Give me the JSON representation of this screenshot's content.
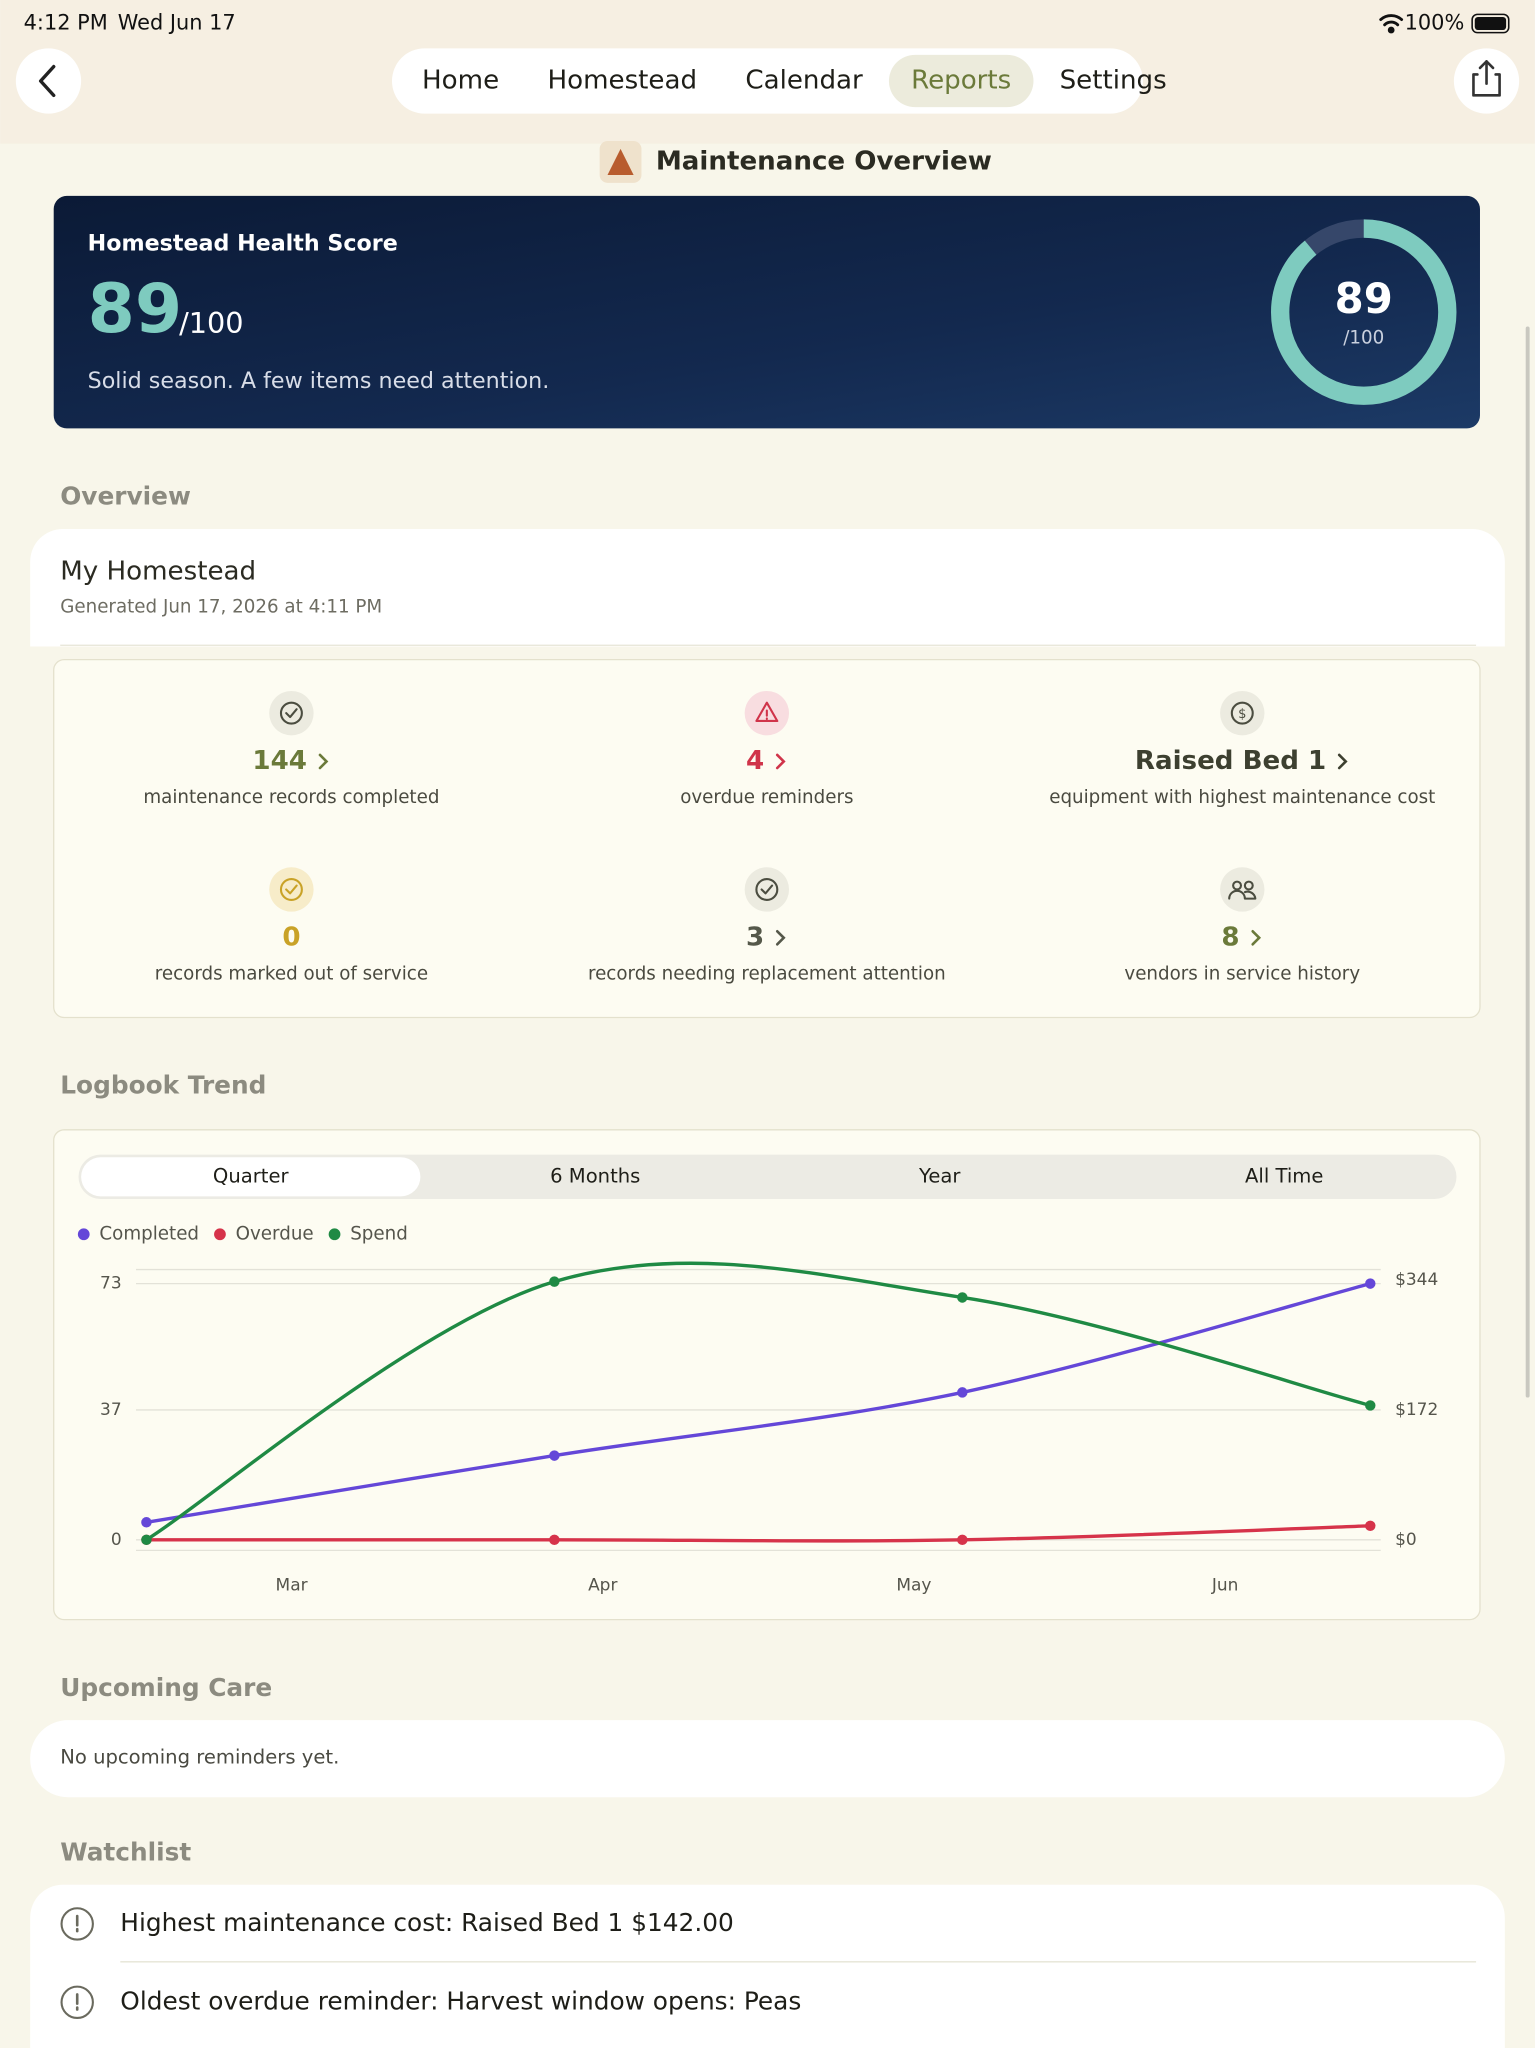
{
  "status_bar": {
    "time": "4:12 PM",
    "date": "Wed Jun 17",
    "battery": "100%"
  },
  "nav": {
    "tabs": [
      "Home",
      "Homestead",
      "Calendar",
      "Reports",
      "Settings"
    ],
    "active": 3
  },
  "page_title": "Maintenance Overview",
  "health": {
    "label": "Homestead Health Score",
    "score": 89,
    "max": {
      "value": 100,
      "label": "/100"
    },
    "message": "Solid season. A few items need attention."
  },
  "overview": {
    "heading": "Overview",
    "name": "My Homestead",
    "generated": "Generated Jun 17, 2026 at 4:11 PM"
  },
  "stats": [
    {
      "value": 144,
      "label": "maintenance records completed",
      "color": "#6b7a3a",
      "link": true
    },
    {
      "value": 4,
      "label": "overdue reminders",
      "color": "#d0344a",
      "link": true
    },
    {
      "value": "Raised Bed 1",
      "label": "equipment with highest maintenance cost",
      "color": "#3d4030",
      "link": true
    },
    {
      "value": 0,
      "label": "records marked out of service",
      "color": "#c9a227",
      "link": false
    },
    {
      "value": 3,
      "label": "records needing replacement attention",
      "color": "#55584a",
      "link": true
    },
    {
      "value": 8,
      "label": "vendors in service history",
      "color": "#6b7a3a",
      "link": true
    }
  ],
  "trend": {
    "heading": "Logbook Trend",
    "segments": [
      "Quarter",
      "6 Months",
      "Year",
      "All Time"
    ],
    "active": 0
  },
  "chart_data": {
    "type": "line",
    "x_labels": [
      "Mar",
      "Apr",
      "May",
      "Jun"
    ],
    "series": [
      {
        "name": "Completed",
        "color": "#6447d8",
        "values": [
          5,
          24,
          42,
          73
        ]
      },
      {
        "name": "Overdue",
        "color": "#d6334a",
        "values": [
          0,
          0,
          0,
          4
        ]
      },
      {
        "name": "Spend",
        "color": "#1f8a44",
        "values": [
          0,
          342,
          321,
          178
        ],
        "axis": "y2"
      }
    ],
    "ylim": [
      -3,
      77
    ],
    "yticks": [
      0,
      37,
      73
    ],
    "y2lim": [
      -14,
      358
    ],
    "y2ticks": [
      {
        "value": 0,
        "label": "$0"
      },
      {
        "value": 172,
        "label": "$172"
      },
      {
        "value": 344,
        "label": "$344"
      }
    ],
    "grid": true
  },
  "upcoming": {
    "heading": "Upcoming Care",
    "empty": "No upcoming reminders yet."
  },
  "watchlist": {
    "heading": "Watchlist",
    "items": [
      "Highest maintenance cost: Raised Bed 1 $142.00",
      "Oldest overdue reminder: Harvest window opens: Peas"
    ]
  }
}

——

- WHAT IS NEEDED -
Output every entry verbatim. Pictures do not belong in the copy.

- SOLUTION TO THIS EXERCISE -
Give me the JSON representation of this screenshot's content.
{
  "status_bar": {
    "time": "4:12 PM",
    "date": "Wed Jun 17",
    "battery": "100%"
  },
  "nav": {
    "tabs": [
      "Home",
      "Homestead",
      "Calendar",
      "Reports",
      "Settings"
    ],
    "active": 3
  },
  "page_title": "Maintenance Overview",
  "health": {
    "label": "Homestead Health Score",
    "score": 89,
    "max": {
      "value": 100,
      "label": "/100"
    },
    "message": "Solid season. A few items need attention."
  },
  "overview": {
    "heading": "Overview",
    "name": "My Homestead",
    "generated": "Generated Jun 17, 2026 at 4:11 PM"
  },
  "stats": [
    {
      "value": 144,
      "label": "maintenance records completed",
      "color": "#6b7a3a",
      "link": true
    },
    {
      "value": 4,
      "label": "overdue reminders",
      "color": "#d0344a",
      "link": true
    },
    {
      "value": "Raised Bed 1",
      "label": "equipment with highest maintenance cost",
      "color": "#3d4030",
      "link": true
    },
    {
      "value": 0,
      "label": "records marked out of service",
      "color": "#c9a227",
      "link": false
    },
    {
      "value": 3,
      "label": "records needing replacement attention",
      "color": "#55584a",
      "link": true
    },
    {
      "value": 8,
      "label": "vendors in service history",
      "color": "#6b7a3a",
      "link": true
    }
  ],
  "trend": {
    "heading": "Logbook Trend",
    "segments": [
      "Quarter",
      "6 Months",
      "Year",
      "All Time"
    ],
    "active": 0
  },
  "chart_data": {
    "type": "line",
    "x_labels": [
      "Mar",
      "Apr",
      "May",
      "Jun"
    ],
    "series": [
      {
        "name": "Completed",
        "color": "#6447d8",
        "values": [
          5,
          24,
          42,
          73
        ]
      },
      {
        "name": "Overdue",
        "color": "#d6334a",
        "values": [
          0,
          0,
          0,
          4
        ]
      },
      {
        "name": "Spend",
        "color": "#1f8a44",
        "values": [
          0,
          342,
          321,
          178
        ],
        "axis": "y2"
      }
    ],
    "ylim": [
      -3,
      77
    ],
    "yticks": [
      0,
      37,
      73
    ],
    "y2lim": [
      -14,
      358
    ],
    "y2ticks": [
      {
        "value": 0,
        "label": "$0"
      },
      {
        "value": 172,
        "label": "$172"
      },
      {
        "value": 344,
        "label": "$344"
      }
    ],
    "grid": true
  },
  "upcoming": {
    "heading": "Upcoming Care",
    "empty": "No upcoming reminders yet."
  },
  "watchlist": {
    "heading": "Watchlist",
    "items": [
      "Highest maintenance cost: Raised Bed 1 $142.00",
      "Oldest overdue reminder: Harvest window opens: Peas"
    ]
  }
}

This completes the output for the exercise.